##### Supplied data #####

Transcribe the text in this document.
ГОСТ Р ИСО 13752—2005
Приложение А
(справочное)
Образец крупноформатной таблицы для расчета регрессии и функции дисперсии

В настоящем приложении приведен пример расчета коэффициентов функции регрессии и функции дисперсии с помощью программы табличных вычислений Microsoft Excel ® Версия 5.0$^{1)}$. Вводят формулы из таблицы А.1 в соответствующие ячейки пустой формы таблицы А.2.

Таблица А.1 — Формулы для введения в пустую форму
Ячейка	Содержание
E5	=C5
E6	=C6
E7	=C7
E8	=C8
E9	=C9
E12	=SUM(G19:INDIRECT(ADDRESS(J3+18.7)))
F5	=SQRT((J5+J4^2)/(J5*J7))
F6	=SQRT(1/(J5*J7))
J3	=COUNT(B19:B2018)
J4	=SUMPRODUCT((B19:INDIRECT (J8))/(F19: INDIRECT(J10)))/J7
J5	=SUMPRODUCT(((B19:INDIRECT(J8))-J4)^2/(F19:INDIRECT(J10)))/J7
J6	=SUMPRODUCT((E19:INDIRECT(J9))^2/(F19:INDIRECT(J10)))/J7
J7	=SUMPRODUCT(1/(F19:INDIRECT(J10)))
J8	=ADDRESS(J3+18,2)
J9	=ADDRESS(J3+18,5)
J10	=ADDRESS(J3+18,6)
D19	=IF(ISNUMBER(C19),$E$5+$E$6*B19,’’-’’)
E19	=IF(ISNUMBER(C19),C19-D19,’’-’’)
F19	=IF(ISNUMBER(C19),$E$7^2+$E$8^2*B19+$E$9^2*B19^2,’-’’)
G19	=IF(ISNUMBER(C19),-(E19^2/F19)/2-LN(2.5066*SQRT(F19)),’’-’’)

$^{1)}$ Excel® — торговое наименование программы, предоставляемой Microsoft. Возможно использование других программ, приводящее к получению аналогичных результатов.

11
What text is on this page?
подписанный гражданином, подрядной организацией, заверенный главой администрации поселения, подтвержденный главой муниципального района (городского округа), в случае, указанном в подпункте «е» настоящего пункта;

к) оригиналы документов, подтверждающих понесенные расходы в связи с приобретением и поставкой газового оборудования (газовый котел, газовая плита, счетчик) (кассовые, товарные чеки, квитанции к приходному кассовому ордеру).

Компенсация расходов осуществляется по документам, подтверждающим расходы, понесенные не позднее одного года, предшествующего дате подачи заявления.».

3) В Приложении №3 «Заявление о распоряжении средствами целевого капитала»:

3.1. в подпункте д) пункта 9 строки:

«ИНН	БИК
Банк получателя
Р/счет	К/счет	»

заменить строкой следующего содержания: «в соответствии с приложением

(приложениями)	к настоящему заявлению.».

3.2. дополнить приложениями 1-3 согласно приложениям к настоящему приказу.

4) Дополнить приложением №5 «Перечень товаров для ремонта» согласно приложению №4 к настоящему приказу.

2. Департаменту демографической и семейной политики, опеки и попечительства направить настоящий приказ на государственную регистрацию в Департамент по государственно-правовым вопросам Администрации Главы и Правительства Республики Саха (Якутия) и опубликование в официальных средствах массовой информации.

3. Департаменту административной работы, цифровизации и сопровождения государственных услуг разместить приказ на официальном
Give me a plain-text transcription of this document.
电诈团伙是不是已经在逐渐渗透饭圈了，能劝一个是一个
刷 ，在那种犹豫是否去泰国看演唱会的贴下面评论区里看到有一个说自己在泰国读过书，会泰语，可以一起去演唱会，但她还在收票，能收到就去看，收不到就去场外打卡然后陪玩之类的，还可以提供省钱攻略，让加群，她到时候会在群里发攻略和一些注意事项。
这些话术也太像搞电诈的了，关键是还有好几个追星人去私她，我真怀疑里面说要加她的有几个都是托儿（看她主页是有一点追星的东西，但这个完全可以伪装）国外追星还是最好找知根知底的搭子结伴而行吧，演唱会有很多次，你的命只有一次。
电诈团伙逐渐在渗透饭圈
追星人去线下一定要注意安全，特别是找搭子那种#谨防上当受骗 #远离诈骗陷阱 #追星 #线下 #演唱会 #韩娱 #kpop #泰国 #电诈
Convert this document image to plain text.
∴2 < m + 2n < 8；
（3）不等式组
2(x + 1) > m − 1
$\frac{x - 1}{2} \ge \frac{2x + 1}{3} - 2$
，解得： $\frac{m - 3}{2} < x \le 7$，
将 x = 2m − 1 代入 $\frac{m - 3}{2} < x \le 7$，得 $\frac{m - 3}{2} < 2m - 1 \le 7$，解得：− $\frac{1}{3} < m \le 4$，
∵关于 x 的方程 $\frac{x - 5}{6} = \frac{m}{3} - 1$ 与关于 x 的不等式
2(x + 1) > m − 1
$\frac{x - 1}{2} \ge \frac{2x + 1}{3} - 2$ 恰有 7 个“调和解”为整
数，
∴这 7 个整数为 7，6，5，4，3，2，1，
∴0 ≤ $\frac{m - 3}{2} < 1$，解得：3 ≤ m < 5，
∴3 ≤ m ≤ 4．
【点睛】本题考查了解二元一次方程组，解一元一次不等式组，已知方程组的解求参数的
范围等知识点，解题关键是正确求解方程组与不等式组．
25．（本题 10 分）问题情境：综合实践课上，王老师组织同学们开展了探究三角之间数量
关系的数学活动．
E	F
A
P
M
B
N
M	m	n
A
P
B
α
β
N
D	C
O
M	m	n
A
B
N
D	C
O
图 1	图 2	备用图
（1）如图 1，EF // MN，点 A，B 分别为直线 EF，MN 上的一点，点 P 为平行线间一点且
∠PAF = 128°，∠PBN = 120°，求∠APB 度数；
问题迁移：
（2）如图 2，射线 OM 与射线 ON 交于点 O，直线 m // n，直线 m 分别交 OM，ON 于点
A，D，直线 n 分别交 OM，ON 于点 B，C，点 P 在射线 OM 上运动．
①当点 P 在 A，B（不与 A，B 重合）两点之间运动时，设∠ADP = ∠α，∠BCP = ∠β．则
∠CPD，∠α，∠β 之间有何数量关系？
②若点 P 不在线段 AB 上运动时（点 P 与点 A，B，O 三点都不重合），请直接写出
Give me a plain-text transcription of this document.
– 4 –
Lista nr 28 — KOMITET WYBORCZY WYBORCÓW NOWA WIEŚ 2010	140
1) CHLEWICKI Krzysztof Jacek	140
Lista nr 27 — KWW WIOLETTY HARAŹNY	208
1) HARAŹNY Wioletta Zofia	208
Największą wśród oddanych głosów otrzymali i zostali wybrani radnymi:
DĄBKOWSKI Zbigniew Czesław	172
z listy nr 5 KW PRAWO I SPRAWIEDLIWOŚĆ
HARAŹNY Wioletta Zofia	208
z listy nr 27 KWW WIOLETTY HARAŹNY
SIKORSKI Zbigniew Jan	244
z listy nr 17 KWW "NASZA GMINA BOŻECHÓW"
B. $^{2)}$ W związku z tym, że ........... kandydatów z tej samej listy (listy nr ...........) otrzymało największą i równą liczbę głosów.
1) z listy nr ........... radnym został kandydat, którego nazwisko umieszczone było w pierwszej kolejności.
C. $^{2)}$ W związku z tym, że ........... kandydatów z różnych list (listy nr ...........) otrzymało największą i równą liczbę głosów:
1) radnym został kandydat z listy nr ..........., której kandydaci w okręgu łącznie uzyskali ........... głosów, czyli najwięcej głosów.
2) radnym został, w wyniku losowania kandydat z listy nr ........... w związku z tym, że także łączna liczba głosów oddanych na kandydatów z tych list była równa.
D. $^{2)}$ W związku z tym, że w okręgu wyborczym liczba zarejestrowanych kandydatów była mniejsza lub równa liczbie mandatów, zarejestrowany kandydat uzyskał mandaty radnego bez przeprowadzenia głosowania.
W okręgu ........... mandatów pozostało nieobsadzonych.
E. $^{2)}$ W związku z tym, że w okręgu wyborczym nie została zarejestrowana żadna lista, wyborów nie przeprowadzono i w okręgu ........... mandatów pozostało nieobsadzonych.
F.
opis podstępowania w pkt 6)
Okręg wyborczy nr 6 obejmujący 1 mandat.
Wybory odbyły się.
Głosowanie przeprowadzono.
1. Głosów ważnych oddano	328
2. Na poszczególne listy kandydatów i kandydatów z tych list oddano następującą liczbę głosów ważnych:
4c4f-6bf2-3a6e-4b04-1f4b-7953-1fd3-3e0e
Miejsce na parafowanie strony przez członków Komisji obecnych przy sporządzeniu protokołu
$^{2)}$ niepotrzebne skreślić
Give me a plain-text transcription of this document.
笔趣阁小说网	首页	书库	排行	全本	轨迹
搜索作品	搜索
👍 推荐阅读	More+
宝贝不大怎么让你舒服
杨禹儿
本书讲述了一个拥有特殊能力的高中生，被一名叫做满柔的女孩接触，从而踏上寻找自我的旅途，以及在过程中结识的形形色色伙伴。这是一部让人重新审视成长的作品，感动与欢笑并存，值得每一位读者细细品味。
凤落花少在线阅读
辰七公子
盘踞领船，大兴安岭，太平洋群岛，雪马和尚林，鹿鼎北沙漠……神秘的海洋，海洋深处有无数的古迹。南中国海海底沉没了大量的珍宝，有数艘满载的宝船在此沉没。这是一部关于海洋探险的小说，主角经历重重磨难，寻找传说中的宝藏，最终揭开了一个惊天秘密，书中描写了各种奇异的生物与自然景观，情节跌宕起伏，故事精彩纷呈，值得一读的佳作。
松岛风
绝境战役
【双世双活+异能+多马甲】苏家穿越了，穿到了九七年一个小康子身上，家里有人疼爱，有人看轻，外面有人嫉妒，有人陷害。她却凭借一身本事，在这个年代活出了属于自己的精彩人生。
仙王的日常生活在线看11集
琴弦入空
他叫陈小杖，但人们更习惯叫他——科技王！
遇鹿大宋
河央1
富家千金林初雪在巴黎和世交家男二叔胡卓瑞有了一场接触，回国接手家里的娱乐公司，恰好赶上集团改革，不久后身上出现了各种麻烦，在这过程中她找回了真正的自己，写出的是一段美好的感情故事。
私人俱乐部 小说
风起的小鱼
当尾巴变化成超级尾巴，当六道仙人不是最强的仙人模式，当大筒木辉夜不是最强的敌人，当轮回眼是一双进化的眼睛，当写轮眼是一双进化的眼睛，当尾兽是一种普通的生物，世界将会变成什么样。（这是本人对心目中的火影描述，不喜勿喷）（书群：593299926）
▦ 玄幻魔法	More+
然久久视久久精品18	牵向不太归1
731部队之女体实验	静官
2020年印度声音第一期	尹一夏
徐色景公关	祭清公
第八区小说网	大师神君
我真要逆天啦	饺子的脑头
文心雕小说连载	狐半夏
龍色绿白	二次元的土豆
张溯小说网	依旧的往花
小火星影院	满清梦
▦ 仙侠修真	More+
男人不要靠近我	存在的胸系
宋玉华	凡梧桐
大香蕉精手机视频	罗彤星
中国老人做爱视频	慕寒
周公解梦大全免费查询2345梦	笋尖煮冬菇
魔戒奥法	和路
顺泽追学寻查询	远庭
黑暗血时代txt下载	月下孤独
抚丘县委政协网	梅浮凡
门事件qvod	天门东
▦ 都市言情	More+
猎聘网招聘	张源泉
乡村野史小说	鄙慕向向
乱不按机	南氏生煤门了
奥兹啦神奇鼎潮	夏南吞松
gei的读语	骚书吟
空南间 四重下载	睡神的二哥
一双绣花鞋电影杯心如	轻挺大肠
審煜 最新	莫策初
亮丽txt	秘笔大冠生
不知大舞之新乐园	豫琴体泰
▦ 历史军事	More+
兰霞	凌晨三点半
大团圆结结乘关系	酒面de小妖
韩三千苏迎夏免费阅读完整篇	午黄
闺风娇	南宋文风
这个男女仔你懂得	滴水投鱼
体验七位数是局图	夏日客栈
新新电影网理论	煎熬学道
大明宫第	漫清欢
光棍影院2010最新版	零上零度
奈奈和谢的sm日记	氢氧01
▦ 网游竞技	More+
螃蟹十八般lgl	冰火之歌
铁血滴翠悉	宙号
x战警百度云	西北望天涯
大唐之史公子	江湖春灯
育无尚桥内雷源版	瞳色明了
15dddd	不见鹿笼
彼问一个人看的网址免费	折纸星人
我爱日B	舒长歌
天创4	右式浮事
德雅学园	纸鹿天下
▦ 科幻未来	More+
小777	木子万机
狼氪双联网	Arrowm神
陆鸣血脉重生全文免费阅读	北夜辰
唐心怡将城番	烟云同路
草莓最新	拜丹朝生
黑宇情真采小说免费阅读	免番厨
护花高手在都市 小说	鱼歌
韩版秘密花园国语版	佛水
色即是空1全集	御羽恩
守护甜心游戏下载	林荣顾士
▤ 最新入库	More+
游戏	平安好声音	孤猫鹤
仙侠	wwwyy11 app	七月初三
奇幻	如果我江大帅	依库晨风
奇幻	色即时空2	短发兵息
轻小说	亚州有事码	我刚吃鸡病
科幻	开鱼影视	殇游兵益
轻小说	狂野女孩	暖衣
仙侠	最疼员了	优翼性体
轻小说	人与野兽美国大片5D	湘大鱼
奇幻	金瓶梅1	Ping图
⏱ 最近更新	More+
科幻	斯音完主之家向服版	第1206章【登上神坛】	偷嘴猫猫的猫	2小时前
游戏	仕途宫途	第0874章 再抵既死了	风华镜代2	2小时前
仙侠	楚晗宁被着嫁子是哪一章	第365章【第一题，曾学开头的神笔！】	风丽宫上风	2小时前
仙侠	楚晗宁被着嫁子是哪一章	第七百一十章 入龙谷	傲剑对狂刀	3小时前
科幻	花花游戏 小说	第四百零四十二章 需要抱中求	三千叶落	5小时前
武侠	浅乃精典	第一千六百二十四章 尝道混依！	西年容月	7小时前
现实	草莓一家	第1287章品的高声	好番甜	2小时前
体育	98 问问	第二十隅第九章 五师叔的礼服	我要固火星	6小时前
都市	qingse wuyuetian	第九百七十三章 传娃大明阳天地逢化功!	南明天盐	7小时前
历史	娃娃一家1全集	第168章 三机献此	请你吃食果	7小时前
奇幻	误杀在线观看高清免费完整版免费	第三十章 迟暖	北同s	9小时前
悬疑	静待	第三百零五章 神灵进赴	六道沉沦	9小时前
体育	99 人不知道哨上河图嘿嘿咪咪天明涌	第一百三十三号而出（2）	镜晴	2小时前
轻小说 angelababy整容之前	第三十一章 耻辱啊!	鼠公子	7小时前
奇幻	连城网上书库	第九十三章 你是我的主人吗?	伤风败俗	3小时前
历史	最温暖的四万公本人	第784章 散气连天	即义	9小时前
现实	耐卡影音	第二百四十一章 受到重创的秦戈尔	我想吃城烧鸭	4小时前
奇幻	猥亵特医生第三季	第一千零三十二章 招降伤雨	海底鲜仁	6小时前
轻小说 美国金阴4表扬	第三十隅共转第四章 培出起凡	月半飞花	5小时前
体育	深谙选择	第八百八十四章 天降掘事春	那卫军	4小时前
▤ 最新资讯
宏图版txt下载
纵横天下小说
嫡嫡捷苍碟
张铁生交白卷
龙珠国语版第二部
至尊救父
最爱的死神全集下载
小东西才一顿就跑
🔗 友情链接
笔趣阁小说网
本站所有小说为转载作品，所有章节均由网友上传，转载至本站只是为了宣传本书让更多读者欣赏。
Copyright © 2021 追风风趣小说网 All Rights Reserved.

#####

Requirements:
Look above for lines with the word "подпункте" and copy them all.

Expected output:
подписанный гражданином, подрядной организацией, заверенный главой администрации поселения, подтвержденный главой муниципального района (городского округа), в случае, указанном в подпункте «е» настоящего пункта;
3.1. в подпункте д) пункта 9 строки:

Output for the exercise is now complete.